> [OBJECTIVE]: Look below. Copy each line that has "SELECCIONAR" in it.

> [TASK DATA]:
◇ ◇ ◇ ◇ ◇ ◇ ◇

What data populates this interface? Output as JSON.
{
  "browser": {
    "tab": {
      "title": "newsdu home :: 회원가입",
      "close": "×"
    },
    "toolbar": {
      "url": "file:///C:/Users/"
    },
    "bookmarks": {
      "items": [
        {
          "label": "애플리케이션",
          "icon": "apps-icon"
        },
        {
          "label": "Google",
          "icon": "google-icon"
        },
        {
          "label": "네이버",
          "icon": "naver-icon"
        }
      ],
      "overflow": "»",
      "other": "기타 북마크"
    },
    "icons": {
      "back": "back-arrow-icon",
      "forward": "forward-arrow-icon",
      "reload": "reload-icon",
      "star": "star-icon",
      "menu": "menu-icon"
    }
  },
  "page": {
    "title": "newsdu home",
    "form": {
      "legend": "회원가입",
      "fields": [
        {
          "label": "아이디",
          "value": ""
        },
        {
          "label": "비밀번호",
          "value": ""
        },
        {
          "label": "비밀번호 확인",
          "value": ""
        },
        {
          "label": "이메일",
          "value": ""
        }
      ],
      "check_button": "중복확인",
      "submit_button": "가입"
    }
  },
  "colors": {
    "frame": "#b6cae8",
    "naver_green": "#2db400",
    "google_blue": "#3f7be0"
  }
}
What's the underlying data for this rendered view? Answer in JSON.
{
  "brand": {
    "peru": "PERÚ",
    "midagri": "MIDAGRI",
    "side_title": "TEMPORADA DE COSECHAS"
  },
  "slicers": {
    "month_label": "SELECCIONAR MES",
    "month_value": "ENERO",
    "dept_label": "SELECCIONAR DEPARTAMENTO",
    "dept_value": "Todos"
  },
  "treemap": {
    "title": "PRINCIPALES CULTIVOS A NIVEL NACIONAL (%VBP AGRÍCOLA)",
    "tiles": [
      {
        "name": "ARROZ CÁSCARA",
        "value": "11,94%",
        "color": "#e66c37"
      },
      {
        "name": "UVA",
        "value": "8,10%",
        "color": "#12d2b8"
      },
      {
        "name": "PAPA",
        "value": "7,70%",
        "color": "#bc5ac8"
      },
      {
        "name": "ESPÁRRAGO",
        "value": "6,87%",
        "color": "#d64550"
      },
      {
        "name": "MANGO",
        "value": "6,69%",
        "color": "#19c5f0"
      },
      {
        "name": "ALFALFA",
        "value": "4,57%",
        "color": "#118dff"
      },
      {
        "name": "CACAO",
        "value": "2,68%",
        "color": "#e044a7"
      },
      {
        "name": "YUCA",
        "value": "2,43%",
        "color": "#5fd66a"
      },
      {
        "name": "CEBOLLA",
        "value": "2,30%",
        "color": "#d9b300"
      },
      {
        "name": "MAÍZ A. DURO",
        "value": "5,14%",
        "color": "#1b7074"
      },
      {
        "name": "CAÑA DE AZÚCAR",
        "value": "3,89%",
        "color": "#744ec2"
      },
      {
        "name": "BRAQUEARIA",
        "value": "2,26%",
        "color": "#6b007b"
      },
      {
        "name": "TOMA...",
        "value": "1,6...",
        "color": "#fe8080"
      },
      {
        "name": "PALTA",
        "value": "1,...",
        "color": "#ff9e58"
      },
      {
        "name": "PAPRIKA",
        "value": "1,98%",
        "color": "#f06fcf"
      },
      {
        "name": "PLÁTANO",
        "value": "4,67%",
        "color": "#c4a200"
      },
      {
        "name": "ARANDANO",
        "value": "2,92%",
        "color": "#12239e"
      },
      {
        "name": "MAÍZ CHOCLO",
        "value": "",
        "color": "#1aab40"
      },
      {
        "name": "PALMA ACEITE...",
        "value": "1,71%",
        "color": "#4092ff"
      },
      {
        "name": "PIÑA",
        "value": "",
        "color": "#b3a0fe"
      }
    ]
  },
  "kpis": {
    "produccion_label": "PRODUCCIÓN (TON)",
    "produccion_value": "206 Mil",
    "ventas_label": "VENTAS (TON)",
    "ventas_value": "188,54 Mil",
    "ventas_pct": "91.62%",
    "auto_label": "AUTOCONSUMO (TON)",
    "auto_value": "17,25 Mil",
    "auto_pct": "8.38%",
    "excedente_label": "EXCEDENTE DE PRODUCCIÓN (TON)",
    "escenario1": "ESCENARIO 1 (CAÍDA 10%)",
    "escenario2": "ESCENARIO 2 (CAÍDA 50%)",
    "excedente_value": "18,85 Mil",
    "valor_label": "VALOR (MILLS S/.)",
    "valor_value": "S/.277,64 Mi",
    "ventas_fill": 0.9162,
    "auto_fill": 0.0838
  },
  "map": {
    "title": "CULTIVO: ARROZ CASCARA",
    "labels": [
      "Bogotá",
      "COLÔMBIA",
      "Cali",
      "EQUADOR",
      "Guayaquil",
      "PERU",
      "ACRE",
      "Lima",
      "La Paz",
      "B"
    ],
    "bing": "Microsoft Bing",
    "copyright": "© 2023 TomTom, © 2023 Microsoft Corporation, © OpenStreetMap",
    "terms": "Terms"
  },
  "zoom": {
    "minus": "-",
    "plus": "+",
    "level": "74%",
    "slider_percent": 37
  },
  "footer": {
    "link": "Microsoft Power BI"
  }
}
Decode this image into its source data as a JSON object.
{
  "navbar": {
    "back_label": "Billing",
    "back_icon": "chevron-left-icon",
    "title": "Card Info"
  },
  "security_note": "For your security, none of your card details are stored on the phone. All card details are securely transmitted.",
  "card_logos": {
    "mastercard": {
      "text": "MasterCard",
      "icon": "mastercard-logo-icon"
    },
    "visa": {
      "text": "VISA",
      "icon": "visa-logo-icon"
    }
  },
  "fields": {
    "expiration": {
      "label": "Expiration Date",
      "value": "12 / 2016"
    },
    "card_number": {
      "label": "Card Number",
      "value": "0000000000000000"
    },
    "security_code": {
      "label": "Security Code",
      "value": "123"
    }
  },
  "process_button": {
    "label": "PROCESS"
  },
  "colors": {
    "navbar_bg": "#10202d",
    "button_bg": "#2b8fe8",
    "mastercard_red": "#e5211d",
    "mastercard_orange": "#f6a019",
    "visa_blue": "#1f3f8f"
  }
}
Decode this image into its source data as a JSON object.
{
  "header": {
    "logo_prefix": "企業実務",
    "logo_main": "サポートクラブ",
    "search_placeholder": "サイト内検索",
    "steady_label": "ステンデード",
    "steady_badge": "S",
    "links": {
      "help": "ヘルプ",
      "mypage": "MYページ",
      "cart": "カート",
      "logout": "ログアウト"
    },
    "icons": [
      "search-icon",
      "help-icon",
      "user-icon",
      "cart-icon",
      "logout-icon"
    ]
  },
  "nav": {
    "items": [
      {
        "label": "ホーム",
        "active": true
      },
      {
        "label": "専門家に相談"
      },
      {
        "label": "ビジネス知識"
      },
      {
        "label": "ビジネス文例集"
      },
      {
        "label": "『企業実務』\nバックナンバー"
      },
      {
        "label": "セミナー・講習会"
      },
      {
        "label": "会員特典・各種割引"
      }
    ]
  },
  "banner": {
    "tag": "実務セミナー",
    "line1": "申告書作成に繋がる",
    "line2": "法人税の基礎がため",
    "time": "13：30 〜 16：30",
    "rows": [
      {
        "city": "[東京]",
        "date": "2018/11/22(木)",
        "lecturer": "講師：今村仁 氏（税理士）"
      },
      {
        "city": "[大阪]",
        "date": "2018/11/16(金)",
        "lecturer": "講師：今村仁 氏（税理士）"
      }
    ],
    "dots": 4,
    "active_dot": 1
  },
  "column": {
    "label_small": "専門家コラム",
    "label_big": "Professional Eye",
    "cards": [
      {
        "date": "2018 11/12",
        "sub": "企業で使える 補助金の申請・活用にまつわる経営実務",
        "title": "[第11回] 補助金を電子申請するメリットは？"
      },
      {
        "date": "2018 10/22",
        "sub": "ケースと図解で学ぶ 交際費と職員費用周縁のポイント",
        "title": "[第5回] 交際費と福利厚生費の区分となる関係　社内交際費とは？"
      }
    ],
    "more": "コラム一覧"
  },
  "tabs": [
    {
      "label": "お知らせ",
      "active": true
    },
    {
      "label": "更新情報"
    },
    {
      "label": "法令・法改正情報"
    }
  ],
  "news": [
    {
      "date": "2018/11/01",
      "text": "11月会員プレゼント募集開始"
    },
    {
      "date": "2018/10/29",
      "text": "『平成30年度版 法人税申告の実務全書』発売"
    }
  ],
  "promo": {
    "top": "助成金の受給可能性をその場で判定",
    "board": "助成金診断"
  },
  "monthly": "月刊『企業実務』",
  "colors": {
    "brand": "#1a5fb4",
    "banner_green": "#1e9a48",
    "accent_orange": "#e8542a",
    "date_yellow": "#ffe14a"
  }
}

◇ ◇ ◇ ◇ ◇ ◇ ◇

> [WRITTEN RESPONSE]:
    "month_label": "SELECCIONAR MES",
    "dept_label": "SELECCIONAR DEPARTAMENTO",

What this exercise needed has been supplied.